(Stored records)
════════════════════
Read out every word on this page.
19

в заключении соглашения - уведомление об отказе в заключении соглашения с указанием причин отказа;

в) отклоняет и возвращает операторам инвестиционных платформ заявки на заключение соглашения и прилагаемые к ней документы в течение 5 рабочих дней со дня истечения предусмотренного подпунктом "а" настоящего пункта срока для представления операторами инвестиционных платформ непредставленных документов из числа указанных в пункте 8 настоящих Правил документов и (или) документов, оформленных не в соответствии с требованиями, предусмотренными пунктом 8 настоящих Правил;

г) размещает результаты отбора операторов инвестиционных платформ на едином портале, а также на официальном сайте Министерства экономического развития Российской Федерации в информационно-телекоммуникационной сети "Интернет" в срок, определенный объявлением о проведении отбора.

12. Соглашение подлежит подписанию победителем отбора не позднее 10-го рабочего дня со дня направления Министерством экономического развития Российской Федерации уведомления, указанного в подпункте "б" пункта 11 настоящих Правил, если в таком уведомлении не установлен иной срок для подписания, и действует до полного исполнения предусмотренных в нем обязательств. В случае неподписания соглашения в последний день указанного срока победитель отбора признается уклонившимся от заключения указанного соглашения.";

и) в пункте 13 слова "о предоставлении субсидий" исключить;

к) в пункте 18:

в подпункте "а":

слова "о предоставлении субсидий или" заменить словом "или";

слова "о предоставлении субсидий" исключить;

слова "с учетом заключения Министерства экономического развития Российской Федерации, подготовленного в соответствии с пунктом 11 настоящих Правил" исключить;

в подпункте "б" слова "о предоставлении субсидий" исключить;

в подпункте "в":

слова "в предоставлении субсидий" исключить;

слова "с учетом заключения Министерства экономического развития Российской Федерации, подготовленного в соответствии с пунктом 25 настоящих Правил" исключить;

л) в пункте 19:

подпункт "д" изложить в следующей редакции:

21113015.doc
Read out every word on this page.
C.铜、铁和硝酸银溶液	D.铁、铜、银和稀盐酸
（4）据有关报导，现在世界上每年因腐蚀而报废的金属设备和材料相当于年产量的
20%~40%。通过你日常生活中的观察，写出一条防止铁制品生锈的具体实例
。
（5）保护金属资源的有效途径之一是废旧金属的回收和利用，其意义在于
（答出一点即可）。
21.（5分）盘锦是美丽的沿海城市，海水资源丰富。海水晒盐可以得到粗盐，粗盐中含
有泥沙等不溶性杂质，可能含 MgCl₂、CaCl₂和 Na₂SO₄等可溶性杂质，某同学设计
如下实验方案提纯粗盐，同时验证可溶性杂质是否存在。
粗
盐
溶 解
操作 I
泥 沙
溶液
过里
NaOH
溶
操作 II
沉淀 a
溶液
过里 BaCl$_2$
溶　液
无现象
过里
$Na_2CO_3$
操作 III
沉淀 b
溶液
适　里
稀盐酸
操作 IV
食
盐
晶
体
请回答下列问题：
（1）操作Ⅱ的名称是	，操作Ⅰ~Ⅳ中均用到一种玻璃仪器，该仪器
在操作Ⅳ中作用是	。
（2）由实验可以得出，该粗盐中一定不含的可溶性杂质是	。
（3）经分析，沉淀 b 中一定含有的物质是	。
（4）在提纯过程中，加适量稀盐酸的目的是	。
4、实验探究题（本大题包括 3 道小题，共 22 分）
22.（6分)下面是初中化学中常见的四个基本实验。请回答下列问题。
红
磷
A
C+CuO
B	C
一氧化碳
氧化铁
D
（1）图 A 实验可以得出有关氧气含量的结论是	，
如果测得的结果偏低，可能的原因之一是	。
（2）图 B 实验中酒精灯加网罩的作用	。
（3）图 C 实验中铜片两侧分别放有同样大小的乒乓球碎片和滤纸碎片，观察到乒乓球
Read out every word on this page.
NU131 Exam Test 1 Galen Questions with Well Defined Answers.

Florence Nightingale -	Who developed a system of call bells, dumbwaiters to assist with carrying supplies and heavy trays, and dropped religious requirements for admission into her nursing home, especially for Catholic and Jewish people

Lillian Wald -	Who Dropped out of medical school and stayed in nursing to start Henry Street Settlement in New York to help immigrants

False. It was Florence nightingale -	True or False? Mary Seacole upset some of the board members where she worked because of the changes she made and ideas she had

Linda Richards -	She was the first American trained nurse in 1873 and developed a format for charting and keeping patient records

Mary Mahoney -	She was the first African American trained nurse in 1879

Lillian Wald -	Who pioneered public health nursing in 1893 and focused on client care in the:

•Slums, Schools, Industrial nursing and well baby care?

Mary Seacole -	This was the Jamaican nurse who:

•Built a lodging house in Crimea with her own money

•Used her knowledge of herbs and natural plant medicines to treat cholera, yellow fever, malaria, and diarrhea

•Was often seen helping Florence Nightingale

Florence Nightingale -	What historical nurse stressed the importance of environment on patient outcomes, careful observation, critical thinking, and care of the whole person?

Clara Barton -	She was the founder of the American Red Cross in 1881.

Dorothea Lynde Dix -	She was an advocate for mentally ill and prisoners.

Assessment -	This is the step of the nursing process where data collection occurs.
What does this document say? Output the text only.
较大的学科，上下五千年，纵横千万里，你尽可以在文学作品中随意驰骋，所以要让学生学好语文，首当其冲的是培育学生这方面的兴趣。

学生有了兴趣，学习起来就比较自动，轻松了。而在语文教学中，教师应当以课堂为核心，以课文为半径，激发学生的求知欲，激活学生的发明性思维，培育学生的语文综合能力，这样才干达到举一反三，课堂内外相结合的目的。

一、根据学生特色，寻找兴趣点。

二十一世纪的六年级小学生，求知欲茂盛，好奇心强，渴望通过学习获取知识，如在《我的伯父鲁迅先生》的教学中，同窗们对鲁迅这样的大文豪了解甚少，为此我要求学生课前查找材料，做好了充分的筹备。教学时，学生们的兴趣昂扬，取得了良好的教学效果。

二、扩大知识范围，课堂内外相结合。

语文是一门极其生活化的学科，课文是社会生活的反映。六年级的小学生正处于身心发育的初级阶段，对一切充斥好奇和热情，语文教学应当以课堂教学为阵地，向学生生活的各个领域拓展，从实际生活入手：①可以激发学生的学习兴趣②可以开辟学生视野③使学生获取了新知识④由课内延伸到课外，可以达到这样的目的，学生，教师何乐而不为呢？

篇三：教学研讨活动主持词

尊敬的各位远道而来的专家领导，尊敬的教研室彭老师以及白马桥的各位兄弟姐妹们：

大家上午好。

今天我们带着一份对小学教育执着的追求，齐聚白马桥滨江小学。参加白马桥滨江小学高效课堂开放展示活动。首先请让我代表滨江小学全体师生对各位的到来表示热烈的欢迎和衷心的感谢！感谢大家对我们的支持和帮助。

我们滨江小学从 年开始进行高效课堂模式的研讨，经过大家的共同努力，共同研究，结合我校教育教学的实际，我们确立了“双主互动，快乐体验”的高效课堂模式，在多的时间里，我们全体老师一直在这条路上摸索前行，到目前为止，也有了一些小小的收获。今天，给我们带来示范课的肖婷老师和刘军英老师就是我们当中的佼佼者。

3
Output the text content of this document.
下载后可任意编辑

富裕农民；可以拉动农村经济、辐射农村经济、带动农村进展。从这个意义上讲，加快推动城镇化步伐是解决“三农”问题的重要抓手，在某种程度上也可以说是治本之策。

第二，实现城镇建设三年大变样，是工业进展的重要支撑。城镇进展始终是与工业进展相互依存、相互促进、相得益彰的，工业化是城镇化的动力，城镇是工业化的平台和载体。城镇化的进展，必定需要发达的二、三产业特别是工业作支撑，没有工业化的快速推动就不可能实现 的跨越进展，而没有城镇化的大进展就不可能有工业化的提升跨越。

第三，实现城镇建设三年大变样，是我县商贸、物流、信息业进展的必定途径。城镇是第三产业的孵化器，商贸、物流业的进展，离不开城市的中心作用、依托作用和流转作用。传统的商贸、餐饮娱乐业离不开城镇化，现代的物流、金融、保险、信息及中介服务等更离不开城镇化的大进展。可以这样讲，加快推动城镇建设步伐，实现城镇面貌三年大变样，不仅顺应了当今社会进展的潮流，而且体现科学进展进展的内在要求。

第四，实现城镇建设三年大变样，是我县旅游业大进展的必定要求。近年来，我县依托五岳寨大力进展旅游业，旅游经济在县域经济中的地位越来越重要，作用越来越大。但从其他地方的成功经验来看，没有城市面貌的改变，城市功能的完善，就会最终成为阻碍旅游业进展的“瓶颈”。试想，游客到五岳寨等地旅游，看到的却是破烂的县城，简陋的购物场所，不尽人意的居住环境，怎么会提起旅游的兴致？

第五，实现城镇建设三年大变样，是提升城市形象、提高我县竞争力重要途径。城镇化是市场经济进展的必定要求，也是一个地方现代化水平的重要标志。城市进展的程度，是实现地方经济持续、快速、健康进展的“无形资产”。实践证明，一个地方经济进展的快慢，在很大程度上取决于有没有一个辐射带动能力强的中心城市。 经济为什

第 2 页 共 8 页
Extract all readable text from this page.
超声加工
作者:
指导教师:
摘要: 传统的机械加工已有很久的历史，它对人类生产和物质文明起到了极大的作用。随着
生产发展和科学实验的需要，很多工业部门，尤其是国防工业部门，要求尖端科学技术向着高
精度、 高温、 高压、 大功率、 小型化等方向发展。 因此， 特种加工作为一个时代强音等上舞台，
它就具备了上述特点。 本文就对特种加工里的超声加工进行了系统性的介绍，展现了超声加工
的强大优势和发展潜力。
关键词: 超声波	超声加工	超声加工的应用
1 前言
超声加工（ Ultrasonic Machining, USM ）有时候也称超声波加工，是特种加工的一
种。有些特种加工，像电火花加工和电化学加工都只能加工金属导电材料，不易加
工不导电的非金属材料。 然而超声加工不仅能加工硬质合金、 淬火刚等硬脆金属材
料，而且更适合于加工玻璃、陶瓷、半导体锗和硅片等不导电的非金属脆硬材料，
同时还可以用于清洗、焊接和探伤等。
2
════════════════════
=== Aim ===
Repeat precisely the lines of the data starting at the one containing "Extract all readable text from this page.", last line included.

=== Task response ===
Extract all readable text from this page.
超声加工
作者:
指导教师:
摘要: 传统的机械加工已有很久的历史，它对人类生产和物质文明起到了极大的作用。随着
生产发展和科学实验的需要，很多工业部门，尤其是国防工业部门，要求尖端科学技术向着高
精度、 高温、 高压、 大功率、 小型化等方向发展。 因此， 特种加工作为一个时代强音等上舞台，
它就具备了上述特点。 本文就对特种加工里的超声加工进行了系统性的介绍，展现了超声加工
的强大优势和发展潜力。
关键词: 超声波	超声加工	超声加工的应用
1 前言
超声加工（ Ultrasonic Machining, USM ）有时候也称超声波加工，是特种加工的一
种。有些特种加工，像电火花加工和电化学加工都只能加工金属导电材料，不易加
工不导电的非金属材料。 然而超声加工不仅能加工硬质合金、 淬火刚等硬脆金属材
料，而且更适合于加工玻璃、陶瓷、半导体锗和硅片等不导电的非金属脆硬材料，
同时还可以用于清洗、焊接和探伤等。
2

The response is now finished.